--- What to produce ---
Locate the string "Krajina" throughout the material and copy every line in which it occurs.
* Begin Source material *
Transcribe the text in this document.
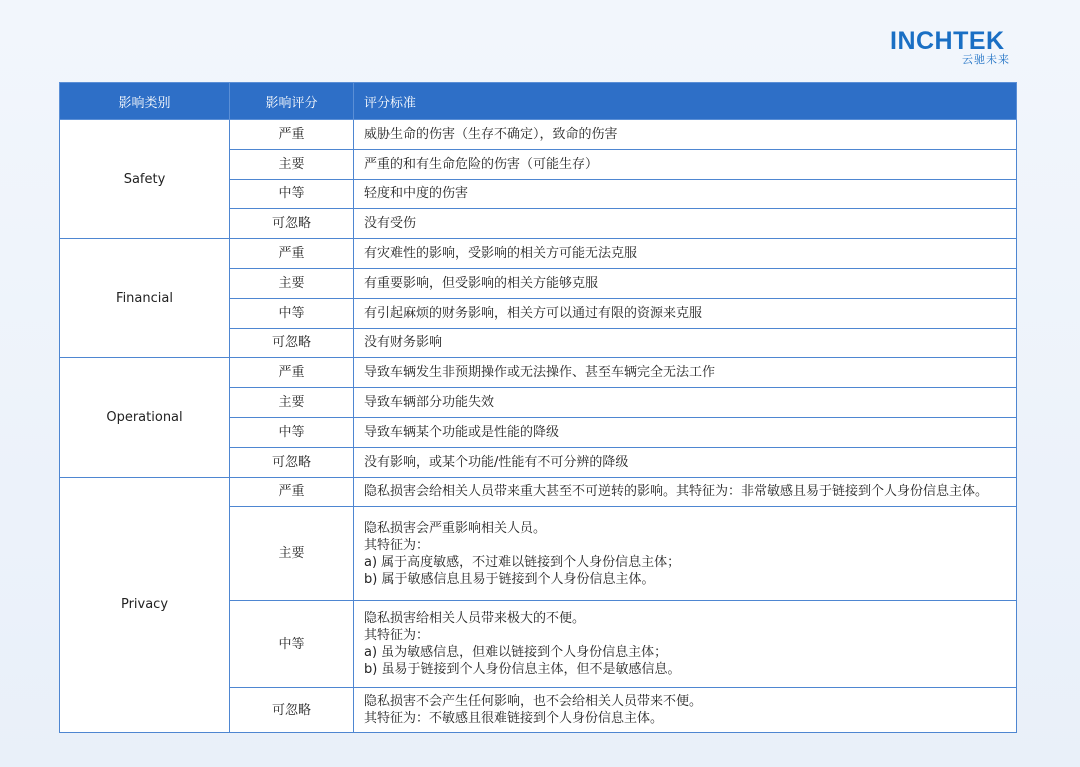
INCHTEK
云驰未来
影响类别	影响评分	评分标准
Safety	严重	威胁生命的伤害（生存不确定），致命的伤害

	主要	严重的和有生命危险的伤害（可能生存）

	中等	轻度和中度的伤害

	可忽略	没有受伤

Financial	严重	有灾难性的影响，受影响的相关方可能无法克服

	主要	有重要影响，但受影响的相关方能够克服

	中等	有引起麻烦的财务影响，相关方可以通过有限的资源来克服

	可忽略	没有财务影响

Operational	严重	导致车辆发生非预期操作或无法操作、甚至车辆完全无法工作

	主要	导致车辆部分功能失效

	中等	导致车辆某个功能或是性能的降级

	可忽略	没有影响，或某个功能/性能有不可分辨的降级

Privacy	严重	隐私损害会给相关人员带来重大甚至不可逆转的影响。其特征为：非常敏感且易于链接到个人身份信息主体。

	主要	隐私损害会严重影响相关人员。
其特征为：
a) 属于高度敏感，不过难以链接到个人身份信息主体；
b) 属于敏感信息且易于链接到个人身份信息主体。

	中等	隐私损害给相关人员带来极大的不便。
其特征为：
a) 虽为敏感信息，但难以链接到个人身份信息主体；
b) 虽易于链接到个人身份信息主体，但不是敏感信息。

	可忽略	隐私损害不会产生任何影响，也不会给相关人员带来不便。
其特征为：不敏感且很难链接到个人身份信息主体。
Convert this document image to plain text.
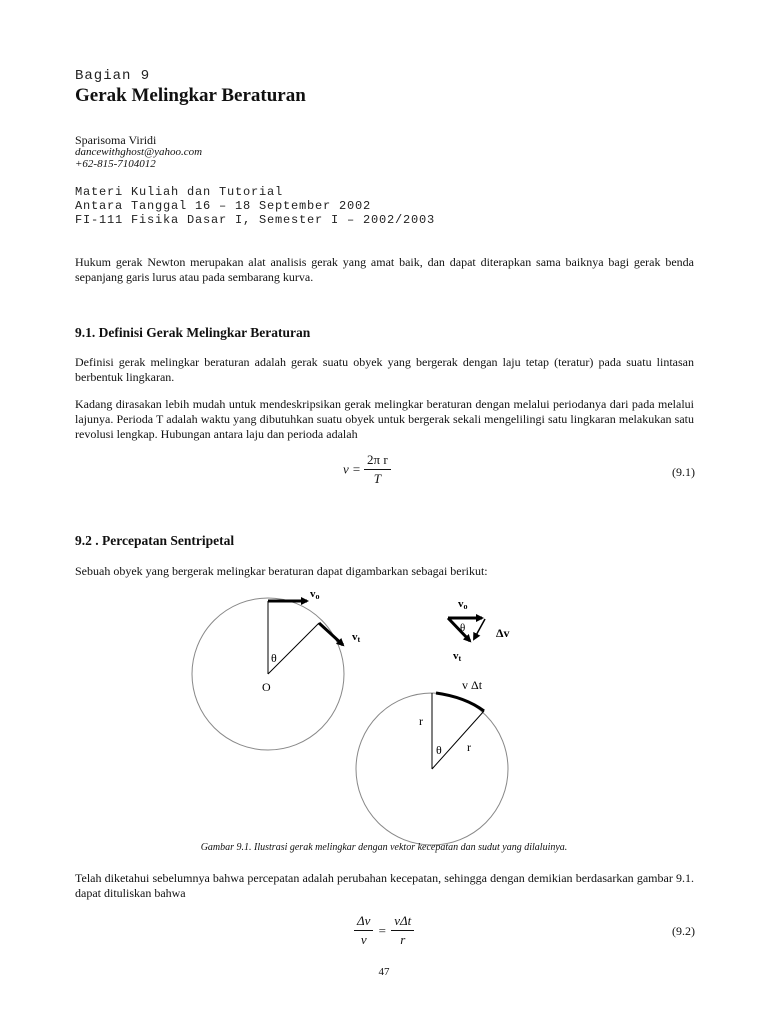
Bagian 9
Gerak Melingkar Beraturan
Sparisoma Viridi
dancewithghost@yahoo.com
+62-815-7104012
Materi Kuliah dan Tutorial
Antara Tanggal 16 – 18 September 2002
FI-111 Fisika Dasar I, Semester I – 2002/2003
Hukum gerak Newton merupakan alat analisis gerak yang amat baik, dan dapat diterapkan sama baiknya bagi gerak benda sepanjang garis lurus atau pada sembarang kurva.
9.1. Definisi Gerak Melingkar Beraturan
Definisi gerak melingkar beraturan adalah gerak suatu obyek yang bergerak dengan laju tetap (teratur) pada suatu lintasan berbentuk lingkaran.
Kadang dirasakan lebih mudah untuk mendeskripsikan gerak melingkar beraturan dengan melalui periodanya dari pada melalui lajunya. Perioda T adalah waktu yang dibutuhkan suatu obyek untuk bergerak sekali mengelilingi satu lingkaran melakukan satu revolusi lengkap. Hubungan antara laju dan perioda adalah
$v = \frac{\text{2π r}}{T}$	(9.1)
9.2 . Percepatan Sentripetal
Sebuah obyek yang bergerak melingkar beraturan dapat digambarkan sebagai berikut:
vo
vt
θ
O
vo
θ	Δv
vt
v Δt
r
r
θ
Gambar 9.1. Ilustrasi gerak melingkar dengan vektor kecepatan dan sudut yang dilaluinya.
Telah diketahui sebelumnya bahwa percepatan adalah perubahan kecepatan, sehingga dengan demikian berdasarkan gambar 9.1. dapat dituliskan bahwa
$\frac{\Delta v}{v} = \frac{\text{vΔt}}{r}$	(9.2)
47
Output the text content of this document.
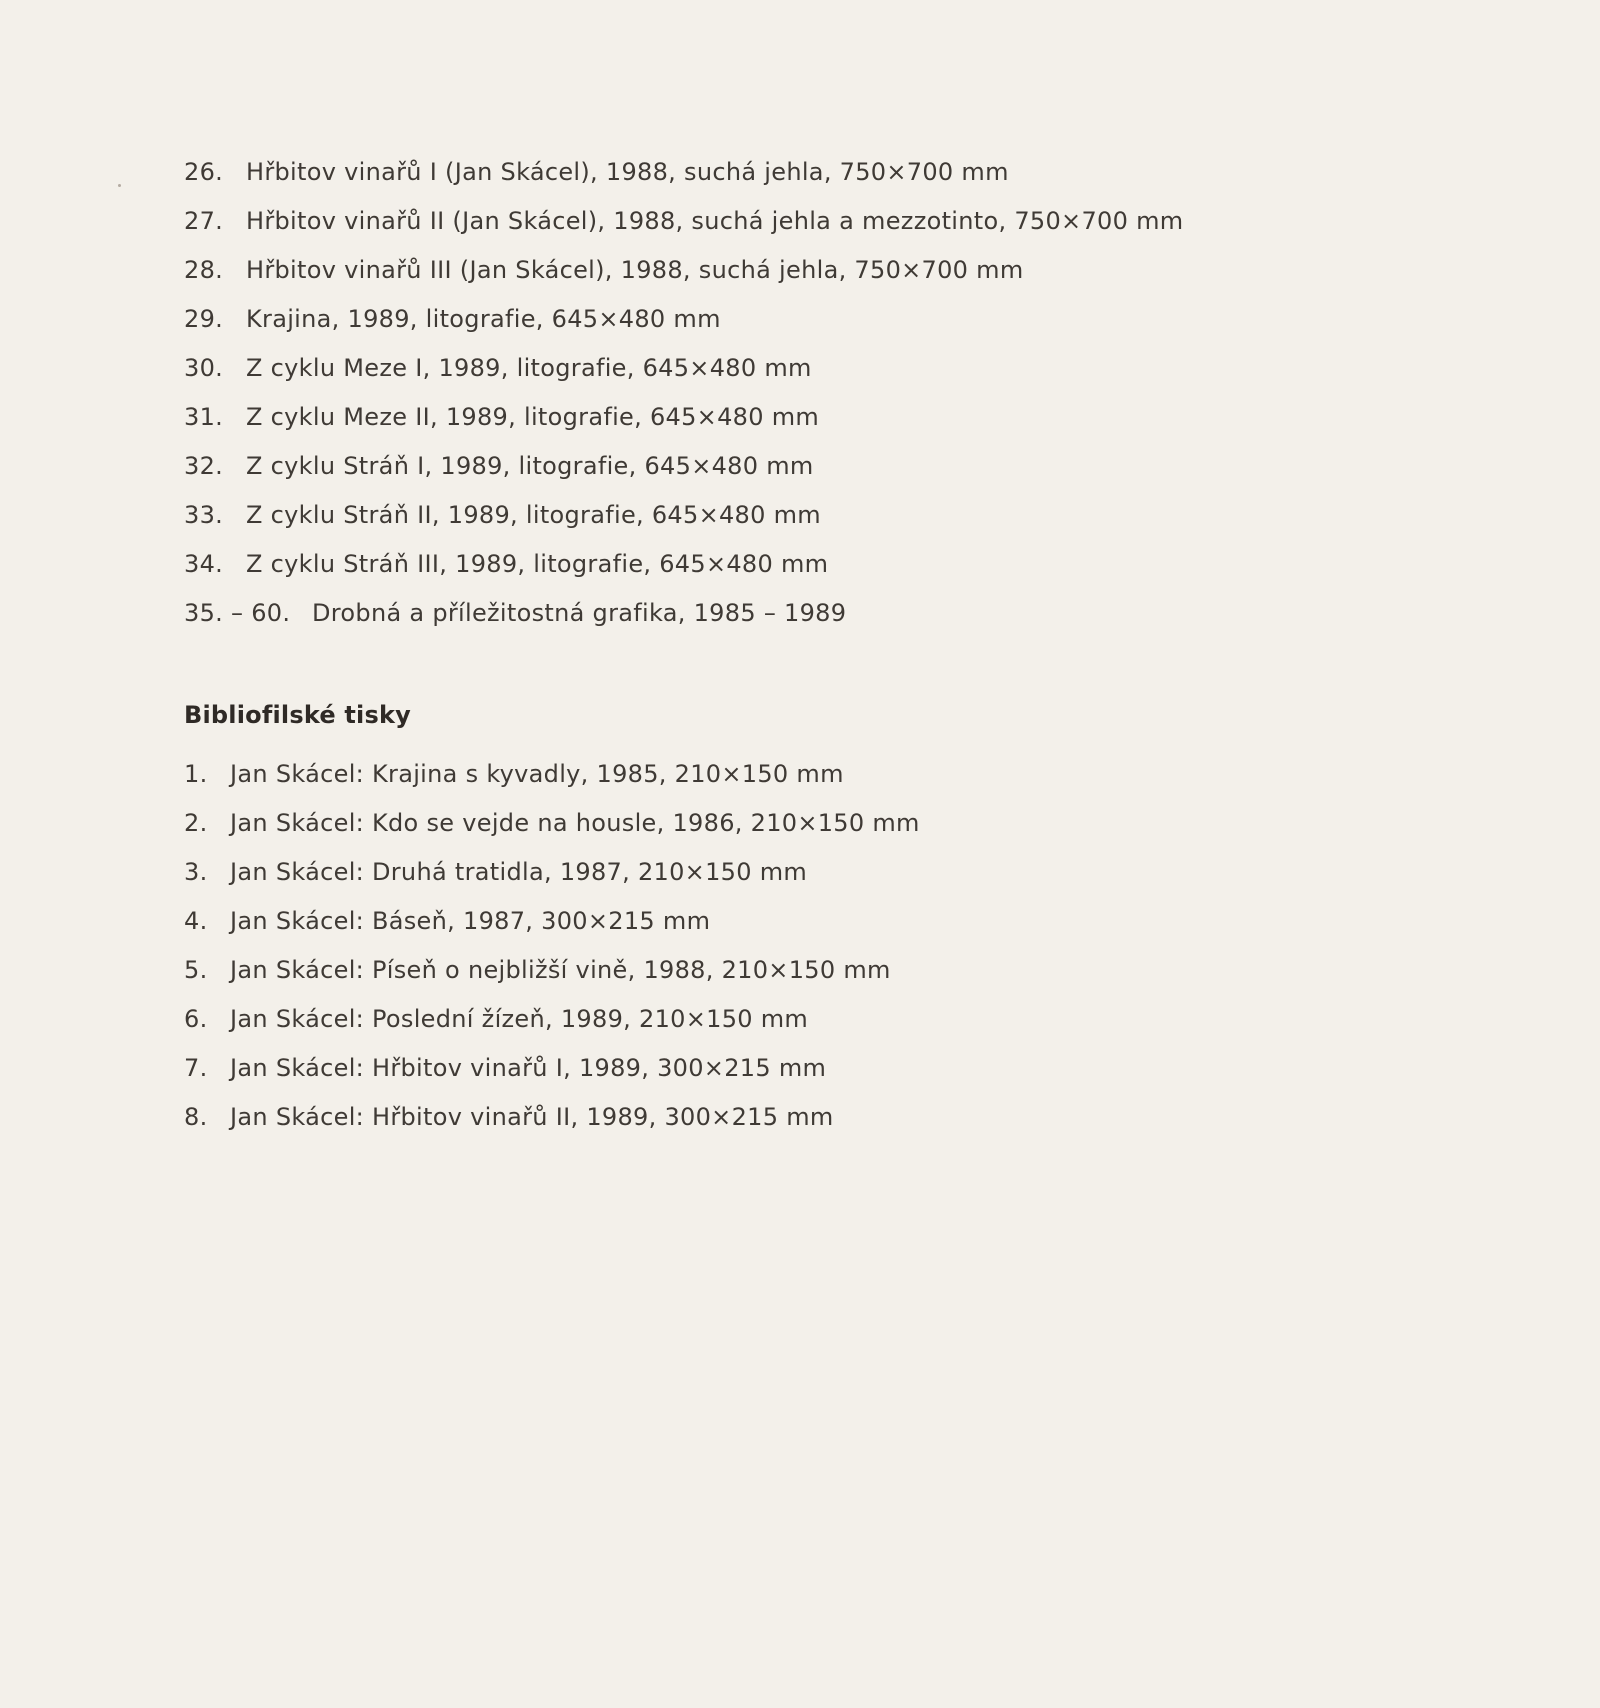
26. Hřbitov vinařů I (Jan Skácel), 1988, suchá jehla, 750×700 mm
27. Hřbitov vinařů II (Jan Skácel), 1988, suchá jehla a mezzotinto, 750×700 mm
28. Hřbitov vinařů III (Jan Skácel), 1988, suchá jehla, 750×700 mm
29. Krajina, 1989, litografie, 645×480 mm
30. Z cyklu Meze I, 1989, litografie, 645×480 mm
31. Z cyklu Meze II, 1989, litografie, 645×480 mm
32. Z cyklu Stráň I, 1989, litografie, 645×480 mm
33. Z cyklu Stráň II, 1989, litografie, 645×480 mm
34. Z cyklu Stráň III, 1989, litografie, 645×480 mm
35. – 60. Drobná a příležitostná grafika, 1985 – 1989
Bibliofilské tisky
1. Jan Skácel: Krajina s kyvadly, 1985, 210×150 mm
2. Jan Skácel: Kdo se vejde na housle, 1986, 210×150 mm
3. Jan Skácel: Druhá tratidla, 1987, 210×150 mm
4. Jan Skácel: Báseň, 1987, 300×215 mm
5. Jan Skácel: Píseň o nejbližší vině, 1988, 210×150 mm
6. Jan Skácel: Poslední žízeň, 1989, 210×150 mm
7. Jan Skácel: Hřbitov vinařů I, 1989, 300×215 mm
8. Jan Skácel: Hřbitov vinařů II, 1989, 300×215 mm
* End Source material *
--- Solution ---
29. Krajina, 1989, litografie, 645×480 mm
1. Jan Skácel: Krajina s kyvadly, 1985, 210×150 mm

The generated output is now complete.